= SET PROBLEM =
Gather all lines with "this" from the records.

-------------------------

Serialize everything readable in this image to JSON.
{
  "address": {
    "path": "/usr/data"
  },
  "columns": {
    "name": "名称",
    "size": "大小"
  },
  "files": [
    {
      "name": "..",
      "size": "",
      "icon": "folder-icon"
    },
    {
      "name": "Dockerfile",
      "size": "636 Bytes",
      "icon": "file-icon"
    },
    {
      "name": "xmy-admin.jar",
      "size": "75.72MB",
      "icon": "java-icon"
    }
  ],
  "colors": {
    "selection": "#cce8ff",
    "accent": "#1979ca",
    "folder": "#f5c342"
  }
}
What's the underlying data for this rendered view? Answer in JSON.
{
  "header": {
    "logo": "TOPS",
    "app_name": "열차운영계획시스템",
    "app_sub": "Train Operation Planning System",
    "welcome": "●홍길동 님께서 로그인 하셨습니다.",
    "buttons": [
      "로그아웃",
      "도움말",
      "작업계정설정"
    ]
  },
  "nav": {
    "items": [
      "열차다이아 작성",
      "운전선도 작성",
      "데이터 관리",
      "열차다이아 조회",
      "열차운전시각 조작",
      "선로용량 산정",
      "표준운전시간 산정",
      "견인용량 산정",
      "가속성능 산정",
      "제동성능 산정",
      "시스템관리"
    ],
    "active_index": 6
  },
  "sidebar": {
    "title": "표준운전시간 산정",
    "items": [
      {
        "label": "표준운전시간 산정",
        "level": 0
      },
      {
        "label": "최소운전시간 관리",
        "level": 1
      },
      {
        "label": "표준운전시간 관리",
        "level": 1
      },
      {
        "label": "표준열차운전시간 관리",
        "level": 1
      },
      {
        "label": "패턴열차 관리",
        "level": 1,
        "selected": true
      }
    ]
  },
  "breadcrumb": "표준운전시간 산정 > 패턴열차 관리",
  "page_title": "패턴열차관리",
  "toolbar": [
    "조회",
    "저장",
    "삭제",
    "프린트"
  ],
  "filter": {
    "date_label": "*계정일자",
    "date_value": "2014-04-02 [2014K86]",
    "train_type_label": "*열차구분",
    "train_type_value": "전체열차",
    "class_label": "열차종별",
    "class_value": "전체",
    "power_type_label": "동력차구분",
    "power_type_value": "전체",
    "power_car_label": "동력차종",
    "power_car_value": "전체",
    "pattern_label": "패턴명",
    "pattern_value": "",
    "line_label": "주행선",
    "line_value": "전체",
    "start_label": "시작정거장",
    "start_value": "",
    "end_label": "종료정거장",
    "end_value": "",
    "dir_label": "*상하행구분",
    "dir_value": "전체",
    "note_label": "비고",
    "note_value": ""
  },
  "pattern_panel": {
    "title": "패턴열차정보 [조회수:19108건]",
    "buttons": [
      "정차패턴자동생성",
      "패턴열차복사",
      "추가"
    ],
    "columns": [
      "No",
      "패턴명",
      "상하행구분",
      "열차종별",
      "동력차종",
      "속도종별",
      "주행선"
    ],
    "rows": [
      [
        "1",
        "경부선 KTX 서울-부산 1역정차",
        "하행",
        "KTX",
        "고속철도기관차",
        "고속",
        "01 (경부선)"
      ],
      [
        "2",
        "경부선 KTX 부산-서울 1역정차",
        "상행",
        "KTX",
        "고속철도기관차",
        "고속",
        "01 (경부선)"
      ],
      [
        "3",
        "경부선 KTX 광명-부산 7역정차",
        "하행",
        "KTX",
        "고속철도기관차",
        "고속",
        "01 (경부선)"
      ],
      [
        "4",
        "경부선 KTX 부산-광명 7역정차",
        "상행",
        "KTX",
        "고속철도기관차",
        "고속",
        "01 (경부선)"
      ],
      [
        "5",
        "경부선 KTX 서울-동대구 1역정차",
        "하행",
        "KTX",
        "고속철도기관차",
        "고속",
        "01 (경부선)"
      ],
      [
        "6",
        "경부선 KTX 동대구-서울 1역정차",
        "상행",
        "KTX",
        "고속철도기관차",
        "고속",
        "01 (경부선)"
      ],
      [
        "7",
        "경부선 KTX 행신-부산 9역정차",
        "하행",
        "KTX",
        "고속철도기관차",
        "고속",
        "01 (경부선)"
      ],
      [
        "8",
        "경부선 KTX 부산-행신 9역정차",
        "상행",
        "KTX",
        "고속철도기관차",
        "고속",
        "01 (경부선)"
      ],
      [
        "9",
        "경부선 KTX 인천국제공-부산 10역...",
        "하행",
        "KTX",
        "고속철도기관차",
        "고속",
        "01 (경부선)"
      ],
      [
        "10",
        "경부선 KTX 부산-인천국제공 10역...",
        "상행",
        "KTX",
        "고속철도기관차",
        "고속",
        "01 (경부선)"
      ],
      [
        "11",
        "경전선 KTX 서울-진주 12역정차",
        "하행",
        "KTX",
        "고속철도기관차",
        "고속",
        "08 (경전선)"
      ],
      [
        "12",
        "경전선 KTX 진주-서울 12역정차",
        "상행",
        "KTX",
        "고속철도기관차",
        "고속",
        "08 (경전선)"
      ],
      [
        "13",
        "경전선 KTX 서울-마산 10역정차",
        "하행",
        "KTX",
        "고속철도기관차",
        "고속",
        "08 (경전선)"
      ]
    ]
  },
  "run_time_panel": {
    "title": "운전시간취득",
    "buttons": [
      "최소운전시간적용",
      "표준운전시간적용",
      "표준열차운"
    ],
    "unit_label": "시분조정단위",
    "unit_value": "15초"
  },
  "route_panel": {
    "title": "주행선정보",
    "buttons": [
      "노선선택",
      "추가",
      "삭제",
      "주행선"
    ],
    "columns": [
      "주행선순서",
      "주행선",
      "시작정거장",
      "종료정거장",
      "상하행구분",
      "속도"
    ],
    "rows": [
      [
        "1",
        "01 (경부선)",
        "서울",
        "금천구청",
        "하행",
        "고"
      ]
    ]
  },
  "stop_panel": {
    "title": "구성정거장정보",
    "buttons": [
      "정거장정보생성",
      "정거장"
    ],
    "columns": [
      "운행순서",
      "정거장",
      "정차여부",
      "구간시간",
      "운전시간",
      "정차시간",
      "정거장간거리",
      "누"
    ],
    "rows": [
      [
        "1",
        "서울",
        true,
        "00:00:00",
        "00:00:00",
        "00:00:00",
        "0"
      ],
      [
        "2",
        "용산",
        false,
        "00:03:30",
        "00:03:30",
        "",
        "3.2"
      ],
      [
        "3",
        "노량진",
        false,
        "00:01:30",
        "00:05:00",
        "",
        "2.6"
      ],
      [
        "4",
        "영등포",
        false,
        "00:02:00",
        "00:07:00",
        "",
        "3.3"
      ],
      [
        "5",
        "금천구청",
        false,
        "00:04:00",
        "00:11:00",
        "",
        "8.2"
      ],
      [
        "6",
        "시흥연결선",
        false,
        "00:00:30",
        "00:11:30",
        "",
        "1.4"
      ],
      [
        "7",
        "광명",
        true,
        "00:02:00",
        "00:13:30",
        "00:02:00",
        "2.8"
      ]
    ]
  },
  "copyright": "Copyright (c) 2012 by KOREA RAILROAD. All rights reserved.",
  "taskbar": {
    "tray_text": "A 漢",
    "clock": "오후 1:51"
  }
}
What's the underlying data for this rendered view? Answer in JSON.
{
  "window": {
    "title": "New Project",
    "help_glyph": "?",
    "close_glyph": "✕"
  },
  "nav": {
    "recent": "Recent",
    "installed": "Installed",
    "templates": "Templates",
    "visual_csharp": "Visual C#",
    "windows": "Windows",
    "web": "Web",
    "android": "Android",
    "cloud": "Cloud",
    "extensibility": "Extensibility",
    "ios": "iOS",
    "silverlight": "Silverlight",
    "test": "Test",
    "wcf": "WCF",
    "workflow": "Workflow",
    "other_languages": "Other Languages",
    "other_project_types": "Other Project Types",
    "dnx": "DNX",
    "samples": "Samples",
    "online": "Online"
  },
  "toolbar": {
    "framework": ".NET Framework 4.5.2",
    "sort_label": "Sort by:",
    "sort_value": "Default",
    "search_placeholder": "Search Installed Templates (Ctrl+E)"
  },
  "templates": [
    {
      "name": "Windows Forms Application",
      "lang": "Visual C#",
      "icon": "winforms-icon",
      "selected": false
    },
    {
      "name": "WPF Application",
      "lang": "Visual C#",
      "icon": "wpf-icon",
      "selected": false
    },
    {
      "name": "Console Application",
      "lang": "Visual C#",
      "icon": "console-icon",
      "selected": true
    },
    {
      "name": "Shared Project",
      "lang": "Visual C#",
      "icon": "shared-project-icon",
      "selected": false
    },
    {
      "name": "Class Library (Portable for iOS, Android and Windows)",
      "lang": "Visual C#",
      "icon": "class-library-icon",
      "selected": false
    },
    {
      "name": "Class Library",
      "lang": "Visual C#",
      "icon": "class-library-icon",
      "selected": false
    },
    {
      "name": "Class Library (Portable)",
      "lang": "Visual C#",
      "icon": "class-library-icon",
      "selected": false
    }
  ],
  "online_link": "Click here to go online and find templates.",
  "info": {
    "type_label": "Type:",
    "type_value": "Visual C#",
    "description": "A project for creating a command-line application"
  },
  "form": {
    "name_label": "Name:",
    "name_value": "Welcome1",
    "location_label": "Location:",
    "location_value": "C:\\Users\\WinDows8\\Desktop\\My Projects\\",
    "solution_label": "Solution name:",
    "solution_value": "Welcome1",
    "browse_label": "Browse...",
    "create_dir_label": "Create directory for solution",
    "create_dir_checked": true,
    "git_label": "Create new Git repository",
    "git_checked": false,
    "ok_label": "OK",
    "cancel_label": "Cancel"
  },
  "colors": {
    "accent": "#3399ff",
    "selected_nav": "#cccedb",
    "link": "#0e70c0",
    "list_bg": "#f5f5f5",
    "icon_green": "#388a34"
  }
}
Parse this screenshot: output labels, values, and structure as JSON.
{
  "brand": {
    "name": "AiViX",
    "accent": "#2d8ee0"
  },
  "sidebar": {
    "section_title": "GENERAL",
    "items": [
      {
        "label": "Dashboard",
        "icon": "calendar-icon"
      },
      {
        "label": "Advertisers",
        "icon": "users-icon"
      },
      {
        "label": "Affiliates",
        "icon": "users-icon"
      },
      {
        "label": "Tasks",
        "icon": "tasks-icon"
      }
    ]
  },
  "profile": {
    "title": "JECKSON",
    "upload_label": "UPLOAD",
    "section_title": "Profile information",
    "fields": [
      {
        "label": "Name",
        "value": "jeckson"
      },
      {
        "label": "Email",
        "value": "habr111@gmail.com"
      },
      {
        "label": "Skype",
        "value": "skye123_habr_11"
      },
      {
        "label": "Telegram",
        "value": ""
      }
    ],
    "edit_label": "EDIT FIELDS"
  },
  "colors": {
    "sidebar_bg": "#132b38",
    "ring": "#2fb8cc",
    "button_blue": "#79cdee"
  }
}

-------------------------

= THE ANSWER =
Serialize everything readable in this image to JSON.
What's the underlying data for this rendered view? Answer in JSON.
What's the underlying data for this rendered view? Answer in JSON.
Parse this screenshot: output labels, values, and structure as JSON.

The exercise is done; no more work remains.